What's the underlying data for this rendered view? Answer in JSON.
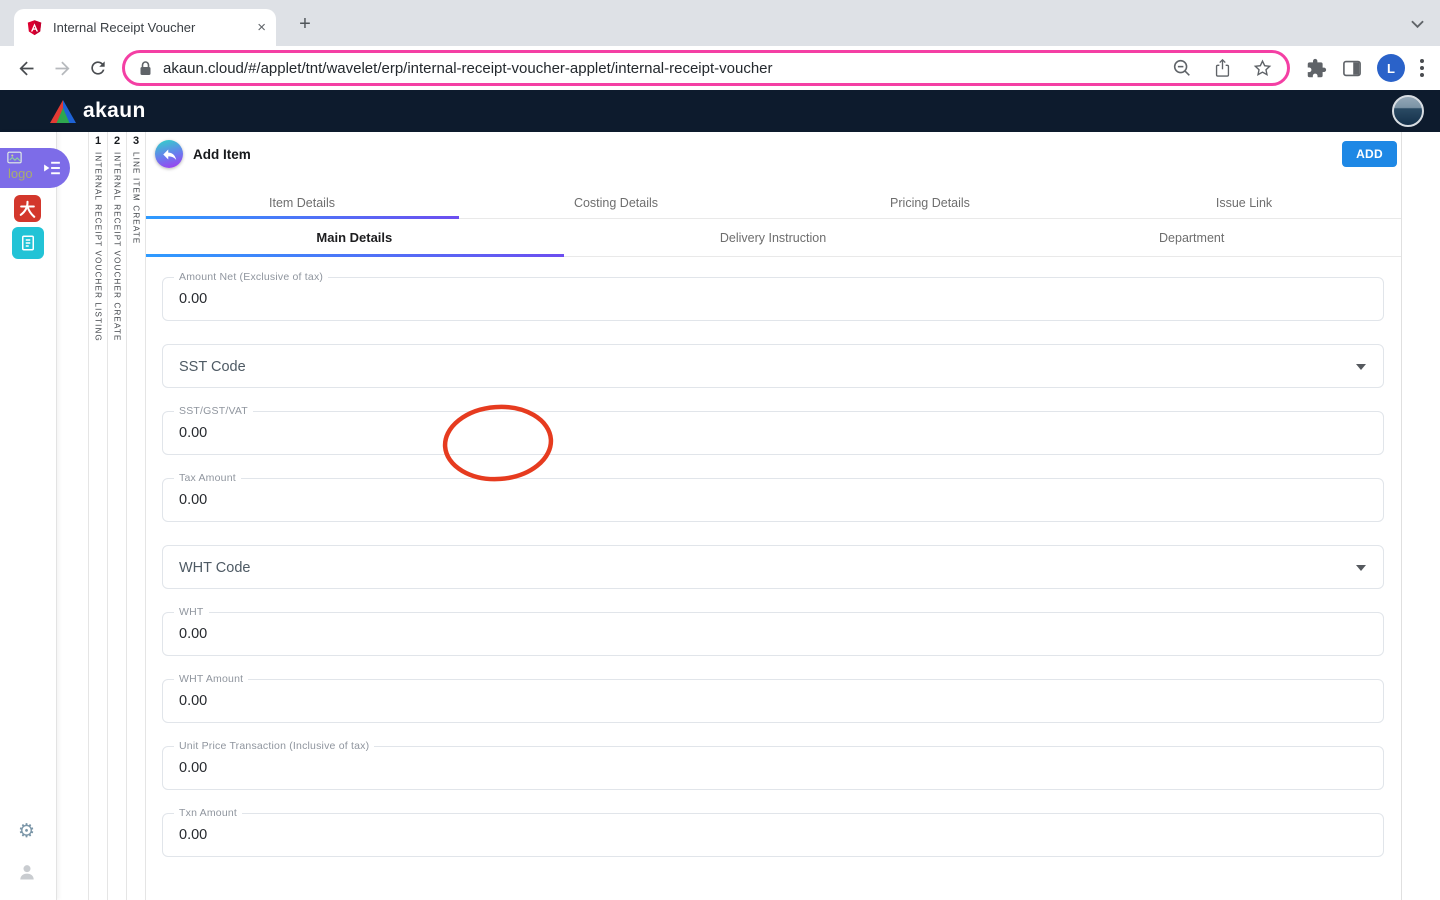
{
  "browser": {
    "tab": {
      "title": "Internal Receipt Voucher",
      "close_glyph": "×",
      "new_tab_glyph": "+"
    },
    "toolbar": {
      "url": "akaun.cloud/#/applet/tnt/wavelet/erp/internal-receipt-voucher-applet/internal-receipt-voucher",
      "avatar_letter": "L"
    }
  },
  "navbar": {
    "brand": "akaun"
  },
  "sidebar": {
    "logo_alt": "logo",
    "icons": [
      "collapse-menu-icon",
      "red-app-icon-chinese-character",
      "teal-document-app-icon",
      "gear-icon",
      "person-icon"
    ],
    "gear_glyph": "⚙"
  },
  "workspace_tabs": [
    {
      "num": "1",
      "label": "INTERNAL RECEIPT VOUCHER LISTING"
    },
    {
      "num": "2",
      "label": "INTERNAL RECEIPT VOUCHER CREATE"
    },
    {
      "num": "3",
      "label": "LINE ITEM CREATE"
    }
  ],
  "content": {
    "header": {
      "title": "Add Item",
      "add_button_label": "ADD"
    },
    "tabs_row1": {
      "active_index": 0,
      "items": [
        "Item Details",
        "Costing Details",
        "Pricing Details",
        "Issue Link"
      ]
    },
    "tabs_row2": {
      "active_index": 0,
      "items": [
        "Main Details",
        "Delivery Instruction",
        "Department"
      ]
    },
    "form_fields": [
      {
        "type": "input",
        "label": "Amount Net (Exclusive of tax)",
        "value": "0.00"
      },
      {
        "type": "select",
        "label": "SST Code"
      },
      {
        "type": "input",
        "label": "SST/GST/VAT",
        "value": "0.00"
      },
      {
        "type": "input",
        "label": "Tax Amount",
        "value": "0.00"
      },
      {
        "type": "select",
        "label": "WHT Code"
      },
      {
        "type": "input",
        "label": "WHT",
        "value": "0.00"
      },
      {
        "type": "input",
        "label": "WHT Amount",
        "value": "0.00"
      },
      {
        "type": "input",
        "label": "Unit Price Transaction (Inclusive of tax)",
        "value": "0.00"
      },
      {
        "type": "input",
        "label": "Txn Amount",
        "value": "0.00"
      }
    ]
  },
  "colors": {
    "navbar_bg": "#0d1b2d",
    "add_button_blue": "#1e88e5",
    "tab_underline_gradient": [
      "#2e9bff",
      "#6c4ef0"
    ],
    "annotation_red": "#e63b1f",
    "url_highlight_pink": "#f43fa4",
    "sidebar_pill_purple": "#7d6ce8",
    "red_app": "#d3372c",
    "teal_app": "#22c3d6"
  }
}
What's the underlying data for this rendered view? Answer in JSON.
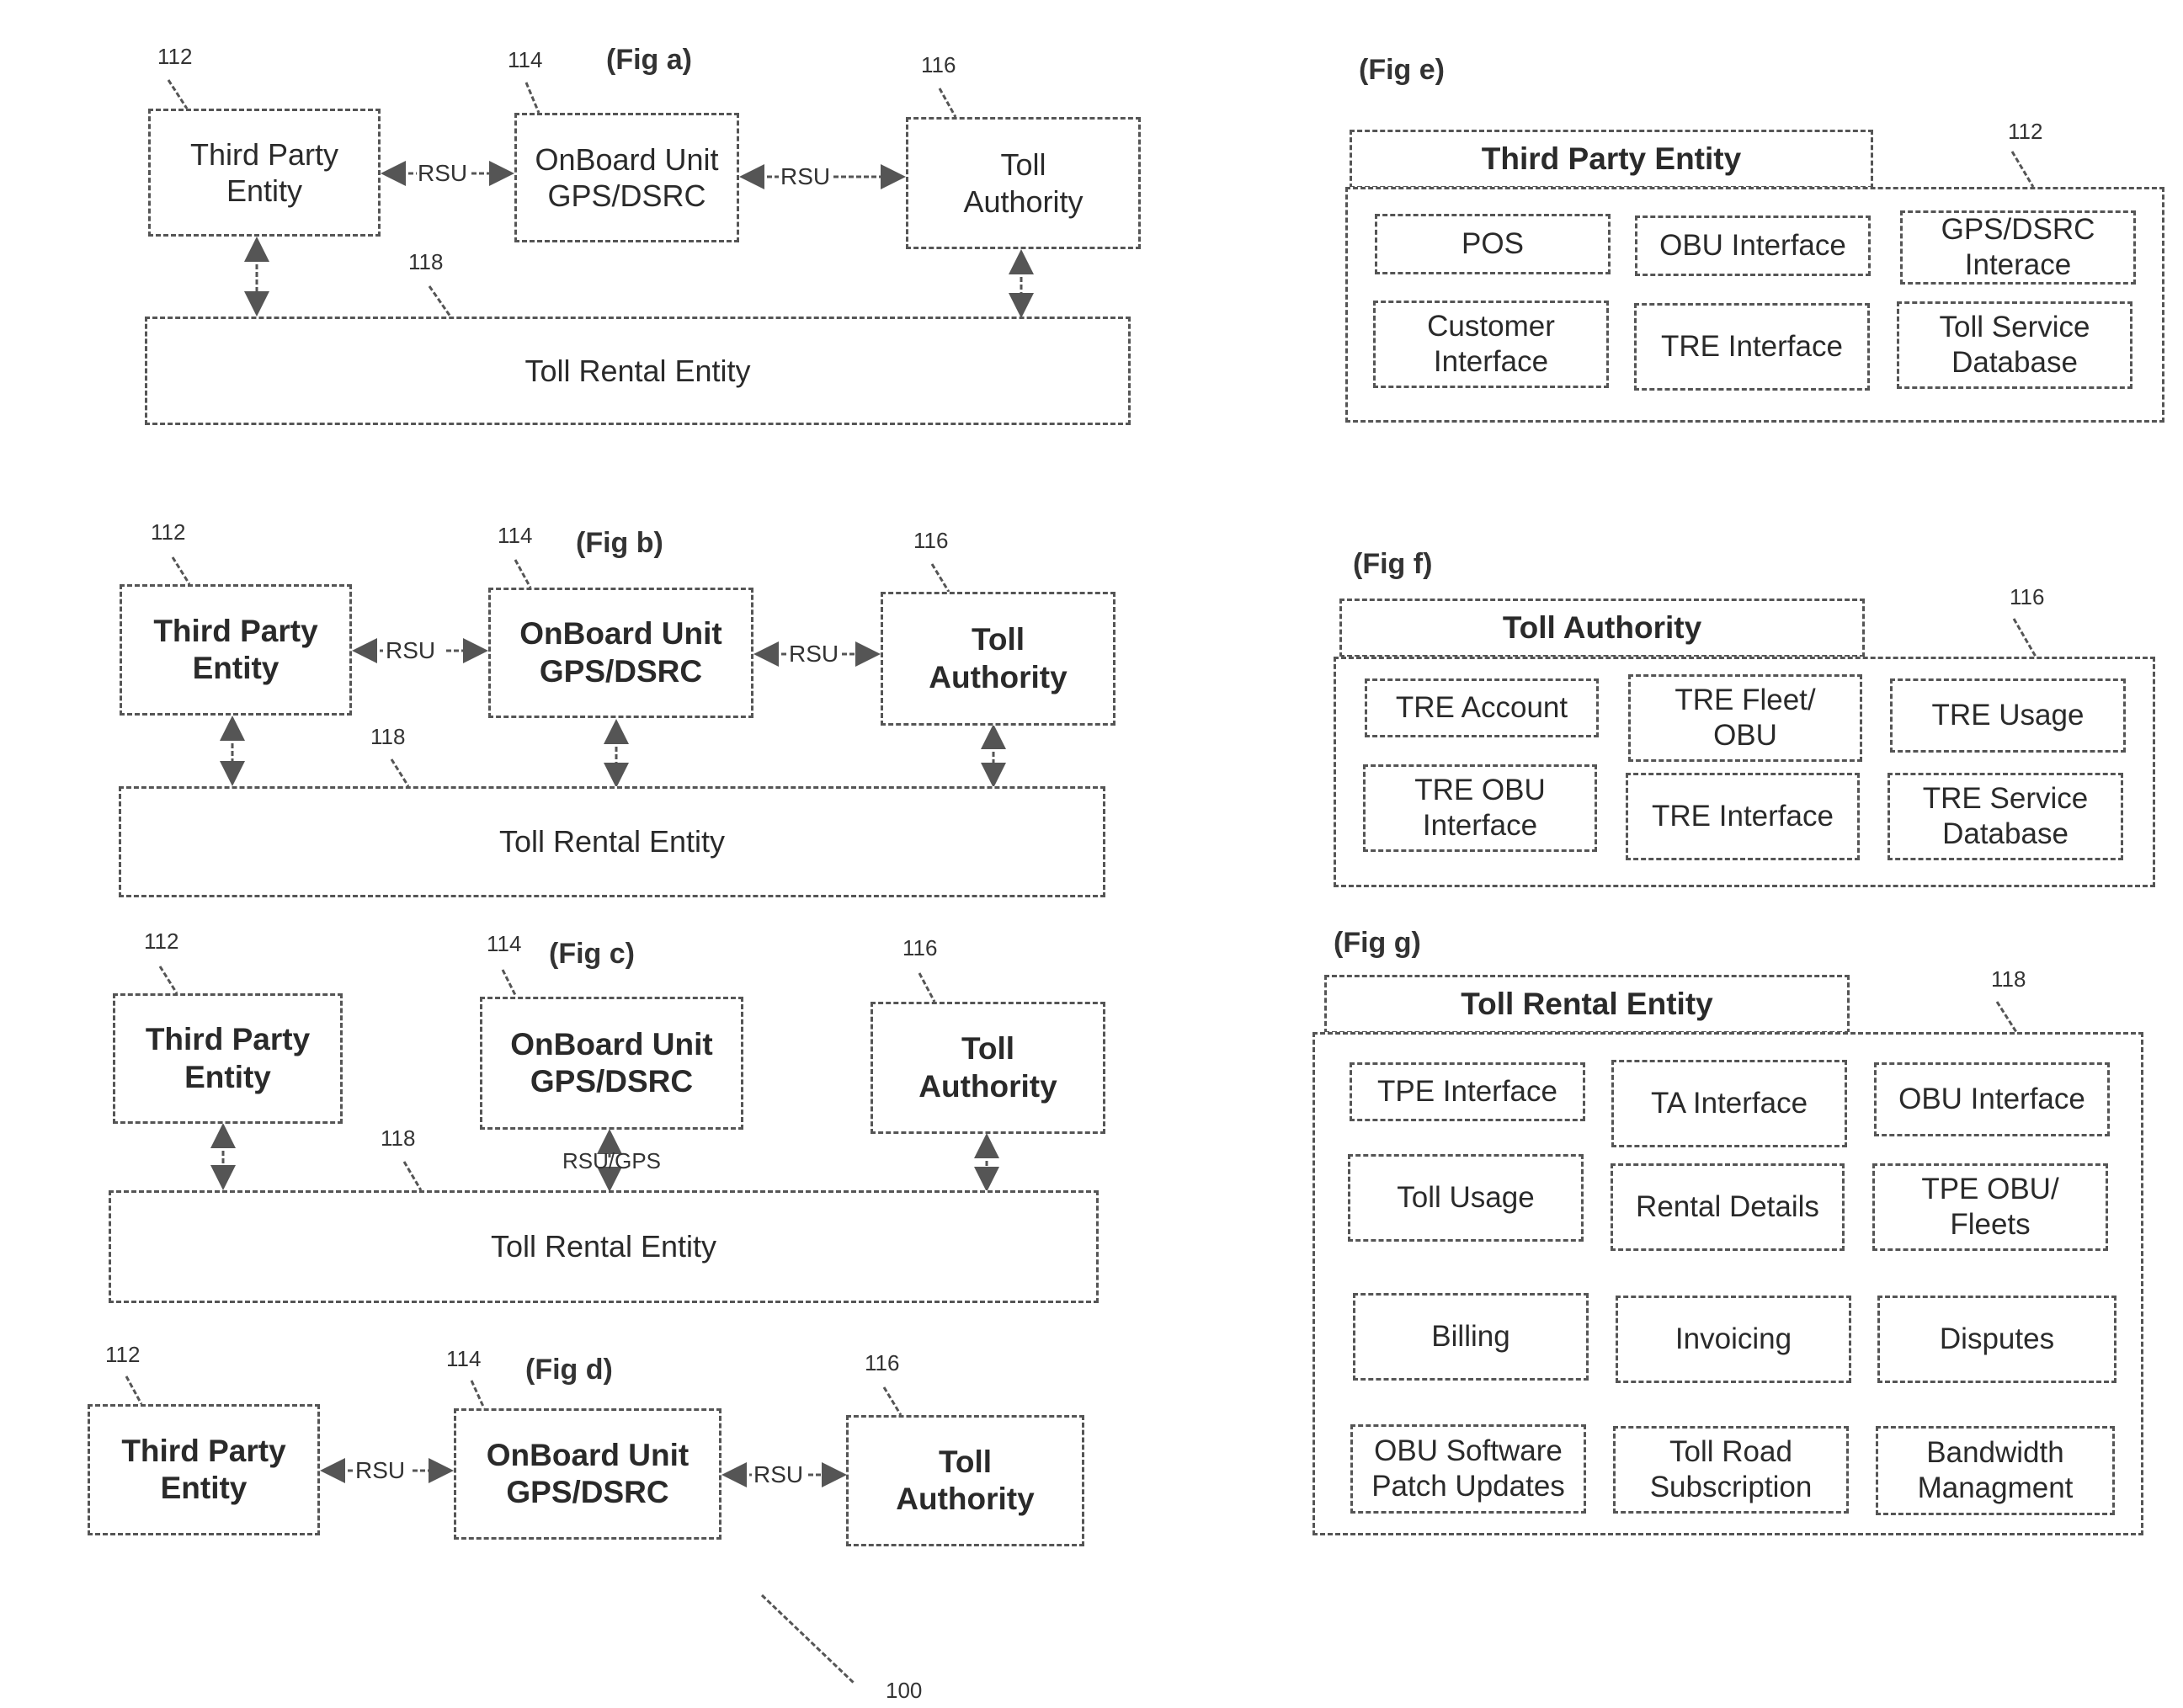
{
  "fig_a": {
    "label": "(Fig a)",
    "third_party": "Third Party\nEntity",
    "obu": "OnBoard Unit\nGPS/DSRC",
    "toll_authority": "Toll\nAuthority",
    "tre": "Toll Rental Entity",
    "link_left": "RSU",
    "link_right": "RSU",
    "ref_112": "112",
    "ref_114": "114",
    "ref_116": "116",
    "ref_118": "118"
  },
  "fig_b": {
    "label": "(Fig b)",
    "third_party": "Third Party\nEntity",
    "obu": "OnBoard Unit\nGPS/DSRC",
    "toll_authority": "Toll\nAuthority",
    "tre": "Toll Rental Entity",
    "link_left": "RSU",
    "link_right": "RSU",
    "ref_112": "112",
    "ref_114": "114",
    "ref_116": "116",
    "ref_118": "118"
  },
  "fig_c": {
    "label": "(Fig c)",
    "third_party": "Third Party\nEntity",
    "obu": "OnBoard Unit\nGPS/DSRC",
    "toll_authority": "Toll\nAuthority",
    "tre": "Toll Rental Entity",
    "link_obu_tre": "RSU/GPS",
    "ref_112": "112",
    "ref_114": "114",
    "ref_116": "116",
    "ref_118": "118"
  },
  "fig_d": {
    "label": "(Fig d)",
    "third_party": "Third Party\nEntity",
    "obu": "OnBoard Unit\nGPS/DSRC",
    "toll_authority": "Toll\nAuthority",
    "link_left": "RSU",
    "link_right": "RSU",
    "ref_112": "112",
    "ref_114": "114",
    "ref_116": "116"
  },
  "system_ref": "100",
  "fig_e": {
    "label": "(Fig e)",
    "title": "Third Party Entity",
    "ref": "112",
    "items": [
      "POS",
      "OBU Interface",
      "GPS/DSRC\nInterace",
      "Customer\nInterface",
      "TRE Interface",
      "Toll Service\nDatabase"
    ]
  },
  "fig_f": {
    "label": "(Fig f)",
    "title": "Toll Authority",
    "ref": "116",
    "items": [
      "TRE Account",
      "TRE Fleet/\nOBU",
      "TRE Usage",
      "TRE OBU\nInterface",
      "TRE Interface",
      "TRE Service\nDatabase"
    ]
  },
  "fig_g": {
    "label": "(Fig g)",
    "title": "Toll Rental Entity",
    "ref": "118",
    "items": [
      "TPE Interface",
      "TA Interface",
      "OBU Interface",
      "Toll Usage",
      "Rental Details",
      "TPE OBU/\nFleets",
      "Billing",
      "Invoicing",
      "Disputes",
      "OBU Software\nPatch Updates",
      "Toll Road\nSubscription",
      "Bandwidth\nManagment"
    ]
  }
}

(THE REQUEST): Repeat the records above verbatim, with no pictures in the result.

(WRITTEN ANSWER):
What's the underlying data for this rendered view? Answer in JSON.
{
  "browser": {
    "tab": {
      "title": "Internal Receipt Voucher",
      "close_glyph": "×",
      "new_tab_glyph": "+"
    },
    "toolbar": {
      "url": "akaun.cloud/#/applet/tnt/wavelet/erp/internal-receipt-voucher-applet/internal-receipt-voucher",
      "avatar_letter": "L"
    }
  },
  "navbar": {
    "brand": "akaun"
  },
  "sidebar": {
    "logo_alt": "logo",
    "icons": [
      "collapse-menu-icon",
      "red-app-icon-chinese-character",
      "teal-document-app-icon",
      "gear-icon",
      "person-icon"
    ],
    "gear_glyph": "⚙"
  },
  "workspace_tabs": [
    {
      "num": "1",
      "label": "INTERNAL RECEIPT VOUCHER LISTING"
    },
    {
      "num": "2",
      "label": "INTERNAL RECEIPT VOUCHER CREATE"
    },
    {
      "num": "3",
      "label": "LINE ITEM CREATE"
    }
  ],
  "content": {
    "header": {
      "title": "Add Item",
      "add_button_label": "ADD"
    },
    "tabs_row1": {
      "active_index": 0,
      "items": [
        "Item Details",
        "Costing Details",
        "Pricing Details",
        "Issue Link"
      ]
    },
    "tabs_row2": {
      "active_index": 0,
      "items": [
        "Main Details",
        "Delivery Instruction",
        "Department"
      ]
    },
    "form_fields": [
      {
        "type": "input",
        "label": "Amount Net (Exclusive of tax)",
        "value": "0.00"
      },
      {
        "type": "select",
        "label": "SST Code"
      },
      {
        "type": "input",
        "label": "SST/GST/VAT",
        "value": "0.00"
      },
      {
        "type": "input",
        "label": "Tax Amount",
        "value": "0.00"
      },
      {
        "type": "select",
        "label": "WHT Code"
      },
      {
        "type": "input",
        "label": "WHT",
        "value": "0.00"
      },
      {
        "type": "input",
        "label": "WHT Amount",
        "value": "0.00"
      },
      {
        "type": "input",
        "label": "Unit Price Transaction (Inclusive of tax)",
        "value": "0.00"
      },
      {
        "type": "input",
        "label": "Txn Amount",
        "value": "0.00"
      }
    ]
  },
  "colors": {
    "navbar_bg": "#0d1b2d",
    "add_button_blue": "#1e88e5",
    "tab_underline_gradient": [
      "#2e9bff",
      "#6c4ef0"
    ],
    "annotation_red": "#e63b1f",
    "url_highlight_pink": "#f43fa4",
    "sidebar_pill_purple": "#7d6ce8",
    "red_app": "#d3372c",
    "teal_app": "#22c3d6"
  }
}
What's the underlying data for this rendered view? Answer in JSON.
{
  "fig_a": {
    "label": "(Fig a)",
    "third_party": "Third Party\nEntity",
    "obu": "OnBoard Unit\nGPS/DSRC",
    "toll_authority": "Toll\nAuthority",
    "tre": "Toll Rental Entity",
    "link_left": "RSU",
    "link_right": "RSU",
    "ref_112": "112",
    "ref_114": "114",
    "ref_116": "116",
    "ref_118": "118"
  },
  "fig_b": {
    "label": "(Fig b)",
    "third_party": "Third Party\nEntity",
    "obu": "OnBoard Unit\nGPS/DSRC",
    "toll_authority": "Toll\nAuthority",
    "tre": "Toll Rental Entity",
    "link_left": "RSU",
    "link_right": "RSU",
    "ref_112": "112",
    "ref_114": "114",
    "ref_116": "116",
    "ref_118": "118"
  },
  "fig_c": {
    "label": "(Fig c)",
    "third_party": "Third Party\nEntity",
    "obu": "OnBoard Unit\nGPS/DSRC",
    "toll_authority": "Toll\nAuthority",
    "tre": "Toll Rental Entity",
    "link_obu_tre": "RSU/GPS",
    "ref_112": "112",
    "ref_114": "114",
    "ref_116": "116",
    "ref_118": "118"
  },
  "fig_d": {
    "label": "(Fig d)",
    "third_party": "Third Party\nEntity",
    "obu": "OnBoard Unit\nGPS/DSRC",
    "toll_authority": "Toll\nAuthority",
    "link_left": "RSU",
    "link_right": "RSU",
    "ref_112": "112",
    "ref_114": "114",
    "ref_116": "116"
  },
  "system_ref": "100",
  "fig_e": {
    "label": "(Fig e)",
    "title": "Third Party Entity",
    "ref": "112",
    "items": [
      "POS",
      "OBU Interface",
      "GPS/DSRC\nInterace",
      "Customer\nInterface",
      "TRE Interface",
      "Toll Service\nDatabase"
    ]
  },
  "fig_f": {
    "label": "(Fig f)",
    "title": "Toll Authority",
    "ref": "116",
    "items": [
      "TRE Account",
      "TRE Fleet/\nOBU",
      "TRE Usage",
      "TRE OBU\nInterface",
      "TRE Interface",
      "TRE Service\nDatabase"
    ]
  },
  "fig_g": {
    "label": "(Fig g)",
    "title": "Toll Rental Entity",
    "ref": "118",
    "items": [
      "TPE Interface",
      "TA Interface",
      "OBU Interface",
      "Toll Usage",
      "Rental Details",
      "TPE OBU/\nFleets",
      "Billing",
      "Invoicing",
      "Disputes",
      "OBU Software\nPatch Updates",
      "Toll Road\nSubscription",
      "Bandwidth\nManagment"
    ]
  }
}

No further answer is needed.